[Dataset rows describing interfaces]
···

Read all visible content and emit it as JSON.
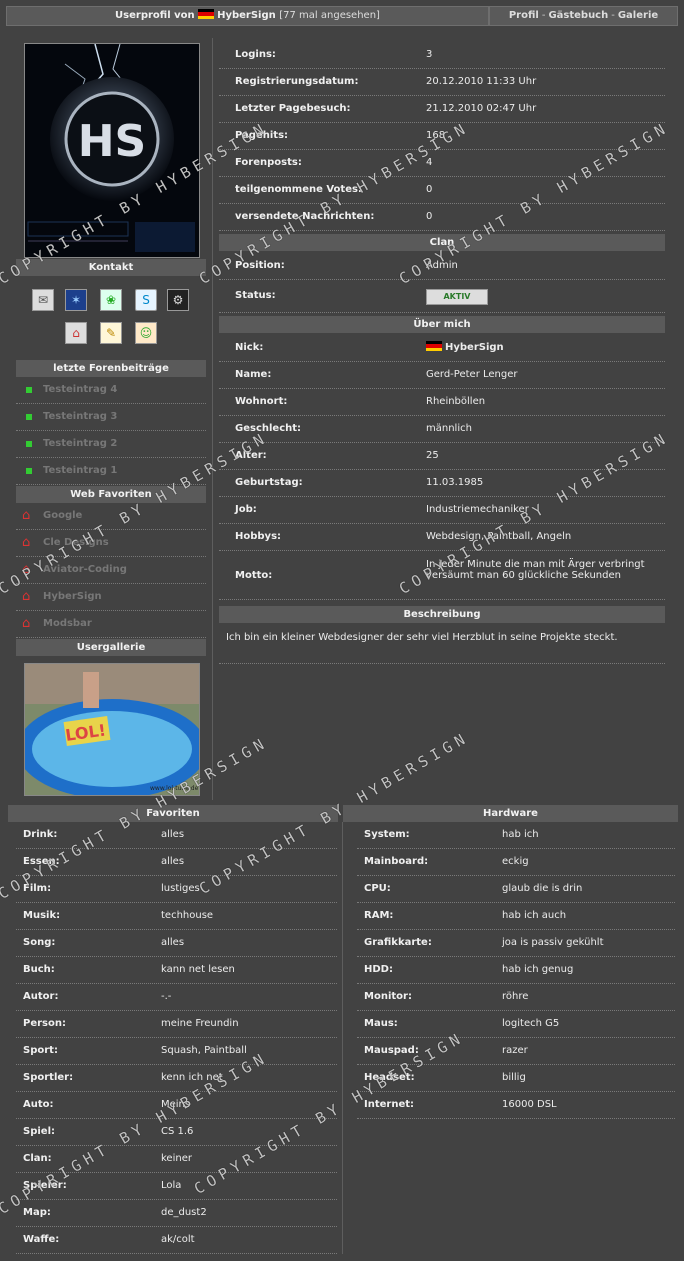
{
  "header": {
    "title_prefix": "Userprofil von",
    "username": "HyberSign",
    "views": "[77 mal angesehen]",
    "nav": [
      "Profil",
      "Gästebuch",
      "Galerie"
    ]
  },
  "left": {
    "kontakt_title": "Kontakt",
    "contact_icons": [
      "mail-icon",
      "msn-icon",
      "icq-icon",
      "skype-icon",
      "steam-icon",
      "homepage-icon",
      "notes-icon",
      "add-buddy-icon"
    ],
    "forum_title": "letzte Forenbeiträge",
    "forum_posts": [
      "Testeintrag 4",
      "Testeintrag 3",
      "Testeintrag 2",
      "Testeintrag 1"
    ],
    "favorites_title": "Web Favoriten",
    "web_favorites": [
      "Google",
      "Cle Designs",
      "Aviator-Coding",
      "HyberSign",
      "Modsbar"
    ],
    "gallery_title": "Usergallerie",
    "gallery_text": "LOL!",
    "gallery_url": "www.lol-tube.de"
  },
  "stats": [
    {
      "k": "Logins:",
      "v": "3"
    },
    {
      "k": "Registrierungsdatum:",
      "v": "20.12.2010 11:33 Uhr"
    },
    {
      "k": "Letzter Pagebesuch:",
      "v": "21.12.2010 02:47 Uhr"
    },
    {
      "k": "Pagehits:",
      "v": "168"
    },
    {
      "k": "Forenposts:",
      "v": "4"
    },
    {
      "k": "teilgenommene Votes:",
      "v": "0"
    },
    {
      "k": "versendete Nachrichten:",
      "v": "0"
    }
  ],
  "clan": {
    "title": "Clan",
    "position_label": "Position:",
    "position": "Admin",
    "status_label": "Status:",
    "status_badge": "AKTIV"
  },
  "about": {
    "title": "Über mich",
    "rows": [
      {
        "k": "Nick:",
        "v": "HyberSign"
      },
      {
        "k": "Name:",
        "v": "Gerd-Peter Lenger"
      },
      {
        "k": "Wohnort:",
        "v": "Rheinböllen"
      },
      {
        "k": "Geschlecht:",
        "v": "männlich"
      },
      {
        "k": "Alter:",
        "v": "25"
      },
      {
        "k": "Geburtstag:",
        "v": "11.03.1985"
      },
      {
        "k": "Job:",
        "v": "Industriemechaniker"
      },
      {
        "k": "Hobbys:",
        "v": "Webdesign, Paintball, Angeln"
      }
    ],
    "motto_label": "Motto:",
    "motto": "In jeder Minute die man mit Ärger verbringt versäumt man 60 glückliche Sekunden"
  },
  "beschreibung": {
    "title": "Beschreibung",
    "text": "Ich bin ein kleiner Webdesigner der sehr viel Herzblut in seine Projekte steckt."
  },
  "favoriten": {
    "title": "Favoriten",
    "rows": [
      {
        "k": "Drink:",
        "v": "alles"
      },
      {
        "k": "Essen:",
        "v": "alles"
      },
      {
        "k": "Film:",
        "v": "lustiges"
      },
      {
        "k": "Musik:",
        "v": "techhouse"
      },
      {
        "k": "Song:",
        "v": "alles"
      },
      {
        "k": "Buch:",
        "v": "kann net lesen"
      },
      {
        "k": "Autor:",
        "v": "-.-"
      },
      {
        "k": "Person:",
        "v": "meine Freundin"
      },
      {
        "k": "Sport:",
        "v": "Squash, Paintball"
      },
      {
        "k": "Sportler:",
        "v": "kenn ich net"
      },
      {
        "k": "Auto:",
        "v": "Meins"
      },
      {
        "k": "Spiel:",
        "v": "CS 1.6"
      },
      {
        "k": "Clan:",
        "v": "keiner"
      },
      {
        "k": "Spieler:",
        "v": "Lola"
      },
      {
        "k": "Map:",
        "v": "de_dust2"
      },
      {
        "k": "Waffe:",
        "v": "ak/colt"
      }
    ]
  },
  "hardware": {
    "title": "Hardware",
    "rows": [
      {
        "k": "System:",
        "v": "hab ich"
      },
      {
        "k": "Mainboard:",
        "v": "eckig"
      },
      {
        "k": "CPU:",
        "v": "glaub die is drin"
      },
      {
        "k": "RAM:",
        "v": "hab ich auch"
      },
      {
        "k": "Grafikkarte:",
        "v": "joa is passiv gekühlt"
      },
      {
        "k": "HDD:",
        "v": "hab ich genug"
      },
      {
        "k": "Monitor:",
        "v": "röhre"
      },
      {
        "k": "Maus:",
        "v": "logitech G5"
      },
      {
        "k": "Mauspad:",
        "v": "razer"
      },
      {
        "k": "Headset:",
        "v": "billig"
      },
      {
        "k": "Internet:",
        "v": "16000 DSL"
      }
    ]
  },
  "watermark": "COPYRIGHT BY HYBERSIGN",
  "colors": {
    "background": "#424242",
    "section": "#5a5a5a",
    "bullet_green": "#33cc33",
    "accent_red": "#dd3333"
  }
}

···

Check each line above for the string "Testeintrag" and show the ones that have it.

      "Testeintrag 4",
      "Testeintrag 3",
      "Testeintrag 2",
      "Testeintrag 1"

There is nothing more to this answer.